_Given instruction_
Write out every record in full, exactly as written, please.

_Data for this task_
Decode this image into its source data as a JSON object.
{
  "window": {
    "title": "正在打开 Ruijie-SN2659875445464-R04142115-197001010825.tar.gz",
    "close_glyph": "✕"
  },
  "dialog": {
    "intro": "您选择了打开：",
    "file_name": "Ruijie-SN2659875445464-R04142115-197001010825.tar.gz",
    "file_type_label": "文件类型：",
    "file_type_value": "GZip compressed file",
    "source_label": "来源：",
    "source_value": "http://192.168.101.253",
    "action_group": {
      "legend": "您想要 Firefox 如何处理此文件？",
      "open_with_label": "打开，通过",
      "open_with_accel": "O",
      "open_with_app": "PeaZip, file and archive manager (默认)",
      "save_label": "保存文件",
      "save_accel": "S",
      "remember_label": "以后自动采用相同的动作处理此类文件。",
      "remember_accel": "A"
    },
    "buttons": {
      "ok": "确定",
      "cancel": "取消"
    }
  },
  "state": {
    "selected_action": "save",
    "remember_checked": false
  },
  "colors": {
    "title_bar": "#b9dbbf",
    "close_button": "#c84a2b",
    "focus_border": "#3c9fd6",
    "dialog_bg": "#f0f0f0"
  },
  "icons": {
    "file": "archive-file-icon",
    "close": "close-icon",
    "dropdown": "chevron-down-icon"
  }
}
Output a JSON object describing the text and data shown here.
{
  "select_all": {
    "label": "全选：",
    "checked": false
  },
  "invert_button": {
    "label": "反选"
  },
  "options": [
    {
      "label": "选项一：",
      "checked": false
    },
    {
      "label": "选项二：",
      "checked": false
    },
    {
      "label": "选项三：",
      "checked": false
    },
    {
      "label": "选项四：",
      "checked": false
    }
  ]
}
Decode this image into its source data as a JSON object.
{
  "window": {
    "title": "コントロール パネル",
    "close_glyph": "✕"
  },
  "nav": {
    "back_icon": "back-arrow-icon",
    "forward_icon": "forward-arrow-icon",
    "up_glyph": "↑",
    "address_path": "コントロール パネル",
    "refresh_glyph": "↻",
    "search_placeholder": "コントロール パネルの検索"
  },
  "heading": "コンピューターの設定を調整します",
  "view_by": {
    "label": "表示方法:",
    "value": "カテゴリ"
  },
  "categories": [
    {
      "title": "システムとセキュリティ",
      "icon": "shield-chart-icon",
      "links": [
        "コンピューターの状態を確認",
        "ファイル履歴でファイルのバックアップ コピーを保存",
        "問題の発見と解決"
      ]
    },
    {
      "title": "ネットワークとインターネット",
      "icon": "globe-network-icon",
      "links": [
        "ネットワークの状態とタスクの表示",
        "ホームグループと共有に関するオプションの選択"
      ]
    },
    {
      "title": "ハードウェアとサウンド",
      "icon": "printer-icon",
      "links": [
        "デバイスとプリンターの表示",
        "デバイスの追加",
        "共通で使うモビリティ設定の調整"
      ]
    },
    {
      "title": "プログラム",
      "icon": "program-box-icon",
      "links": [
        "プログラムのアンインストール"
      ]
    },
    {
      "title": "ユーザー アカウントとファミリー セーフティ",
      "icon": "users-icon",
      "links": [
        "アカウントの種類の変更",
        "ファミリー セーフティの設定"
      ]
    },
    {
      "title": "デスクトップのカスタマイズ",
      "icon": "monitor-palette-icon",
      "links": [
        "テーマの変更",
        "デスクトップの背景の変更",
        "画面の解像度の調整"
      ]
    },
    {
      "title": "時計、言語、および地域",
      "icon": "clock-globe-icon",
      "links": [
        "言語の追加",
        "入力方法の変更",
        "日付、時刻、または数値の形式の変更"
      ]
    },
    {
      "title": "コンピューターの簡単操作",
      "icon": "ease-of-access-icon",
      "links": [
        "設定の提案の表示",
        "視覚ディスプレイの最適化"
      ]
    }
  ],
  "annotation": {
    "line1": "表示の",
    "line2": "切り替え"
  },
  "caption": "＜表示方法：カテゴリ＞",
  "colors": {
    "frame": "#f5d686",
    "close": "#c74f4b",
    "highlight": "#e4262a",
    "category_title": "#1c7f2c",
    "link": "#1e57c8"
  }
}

_Solution to this exercise_
Decode this image into its source data as a JSON object.
{
  "window": {
    "title": "正在打开 Ruijie-SN2659875445464-R04142115-197001010825.tar.gz",
    "close_glyph": "✕"
  },
  "dialog": {
    "intro": "您选择了打开：",
    "file_name": "Ruijie-SN2659875445464-R04142115-197001010825.tar.gz",
    "file_type_label": "文件类型：",
    "file_type_value": "GZip compressed file",
    "source_label": "来源：",
    "source_value": "http://192.168.101.253",
    "action_group": {
      "legend": "您想要 Firefox 如何处理此文件？",
      "open_with_label": "打开，通过",
      "open_with_accel": "O",
      "open_with_app": "PeaZip, file and archive manager (默认)",
      "save_label": "保存文件",
      "save_accel": "S",
      "remember_label": "以后自动采用相同的动作处理此类文件。",
      "remember_accel": "A"
    },
    "buttons": {
      "ok": "确定",
      "cancel": "取消"
    }
  },
  "state": {
    "selected_action": "save",
    "remember_checked": false
  },
  "colors": {
    "title_bar": "#b9dbbf",
    "close_button": "#c84a2b",
    "focus_border": "#3c9fd6",
    "dialog_bg": "#f0f0f0"
  },
  "icons": {
    "file": "archive-file-icon",
    "close": "close-icon",
    "dropdown": "chevron-down-icon"
  }
}
Output a JSON object describing the text and data shown here.
{
  "select_all": {
    "label": "全选：",
    "checked": false
  },
  "invert_button": {
    "label": "反选"
  },
  "options": [
    {
      "label": "选项一：",
      "checked": false
    },
    {
      "label": "选项二：",
      "checked": false
    },
    {
      "label": "选项三：",
      "checked": false
    },
    {
      "label": "选项四：",
      "checked": false
    }
  ]
}
Decode this image into its source data as a JSON object.
{
  "window": {
    "title": "コントロール パネル",
    "close_glyph": "✕"
  },
  "nav": {
    "back_icon": "back-arrow-icon",
    "forward_icon": "forward-arrow-icon",
    "up_glyph": "↑",
    "address_path": "コントロール パネル",
    "refresh_glyph": "↻",
    "search_placeholder": "コントロール パネルの検索"
  },
  "heading": "コンピューターの設定を調整します",
  "view_by": {
    "label": "表示方法:",
    "value": "カテゴリ"
  },
  "categories": [
    {
      "title": "システムとセキュリティ",
      "icon": "shield-chart-icon",
      "links": [
        "コンピューターの状態を確認",
        "ファイル履歴でファイルのバックアップ コピーを保存",
        "問題の発見と解決"
      ]
    },
    {
      "title": "ネットワークとインターネット",
      "icon": "globe-network-icon",
      "links": [
        "ネットワークの状態とタスクの表示",
        "ホームグループと共有に関するオプションの選択"
      ]
    },
    {
      "title": "ハードウェアとサウンド",
      "icon": "printer-icon",
      "links": [
        "デバイスとプリンターの表示",
        "デバイスの追加",
        "共通で使うモビリティ設定の調整"
      ]
    },
    {
      "title": "プログラム",
      "icon": "program-box-icon",
      "links": [
        "プログラムのアンインストール"
      ]
    },
    {
      "title": "ユーザー アカウントとファミリー セーフティ",
      "icon": "users-icon",
      "links": [
        "アカウントの種類の変更",
        "ファミリー セーフティの設定"
      ]
    },
    {
      "title": "デスクトップのカスタマイズ",
      "icon": "monitor-palette-icon",
      "links": [
        "テーマの変更",
        "デスクトップの背景の変更",
        "画面の解像度の調整"
      ]
    },
    {
      "title": "時計、言語、および地域",
      "icon": "clock-globe-icon",
      "links": [
        "言語の追加",
        "入力方法の変更",
        "日付、時刻、または数値の形式の変更"
      ]
    },
    {
      "title": "コンピューターの簡単操作",
      "icon": "ease-of-access-icon",
      "links": [
        "設定の提案の表示",
        "視覚ディスプレイの最適化"
      ]
    }
  ],
  "annotation": {
    "line1": "表示の",
    "line2": "切り替え"
  },
  "caption": "＜表示方法：カテゴリ＞",
  "colors": {
    "frame": "#f5d686",
    "close": "#c74f4b",
    "highlight": "#e4262a",
    "category_title": "#1c7f2c",
    "link": "#1e57c8"
  }
}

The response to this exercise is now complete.